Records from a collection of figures
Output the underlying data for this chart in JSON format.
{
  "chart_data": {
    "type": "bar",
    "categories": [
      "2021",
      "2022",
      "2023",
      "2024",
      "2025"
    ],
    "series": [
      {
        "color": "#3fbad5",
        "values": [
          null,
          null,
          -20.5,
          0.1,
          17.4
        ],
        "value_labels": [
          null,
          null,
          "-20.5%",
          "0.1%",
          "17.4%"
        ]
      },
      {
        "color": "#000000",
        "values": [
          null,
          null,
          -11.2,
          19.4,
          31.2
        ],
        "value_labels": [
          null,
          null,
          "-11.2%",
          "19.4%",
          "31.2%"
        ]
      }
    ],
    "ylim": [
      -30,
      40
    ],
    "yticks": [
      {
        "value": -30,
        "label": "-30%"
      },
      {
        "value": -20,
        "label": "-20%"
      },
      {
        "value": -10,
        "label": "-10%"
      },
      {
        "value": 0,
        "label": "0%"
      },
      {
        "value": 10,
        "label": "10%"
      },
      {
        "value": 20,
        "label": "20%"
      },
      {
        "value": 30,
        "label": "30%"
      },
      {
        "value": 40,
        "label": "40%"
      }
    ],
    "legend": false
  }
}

_Aim_. Write down every line of the data exactly as it appears above.

_Solved exercise_.
Output the underlying data for this chart in JSON format.
{
  "chart_data": {
    "type": "bar",
    "categories": [
      "2021",
      "2022",
      "2023",
      "2024",
      "2025"
    ],
    "series": [
      {
        "color": "#3fbad5",
        "values": [
          null,
          null,
          -20.5,
          0.1,
          17.4
        ],
        "value_labels": [
          null,
          null,
          "-20.5%",
          "0.1%",
          "17.4%"
        ]
      },
      {
        "color": "#000000",
        "values": [
          null,
          null,
          -11.2,
          19.4,
          31.2
        ],
        "value_labels": [
          null,
          null,
          "-11.2%",
          "19.4%",
          "31.2%"
        ]
      }
    ],
    "ylim": [
      -30,
      40
    ],
    "yticks": [
      {
        "value": -30,
        "label": "-30%"
      },
      {
        "value": -20,
        "label": "-20%"
      },
      {
        "value": -10,
        "label": "-10%"
      },
      {
        "value": 0,
        "label": "0%"
      },
      {
        "value": 10,
        "label": "10%"
      },
      {
        "value": 20,
        "label": "20%"
      },
      {
        "value": 30,
        "label": "30%"
      },
      {
        "value": 40,
        "label": "40%"
      }
    ],
    "legend": false
  }
}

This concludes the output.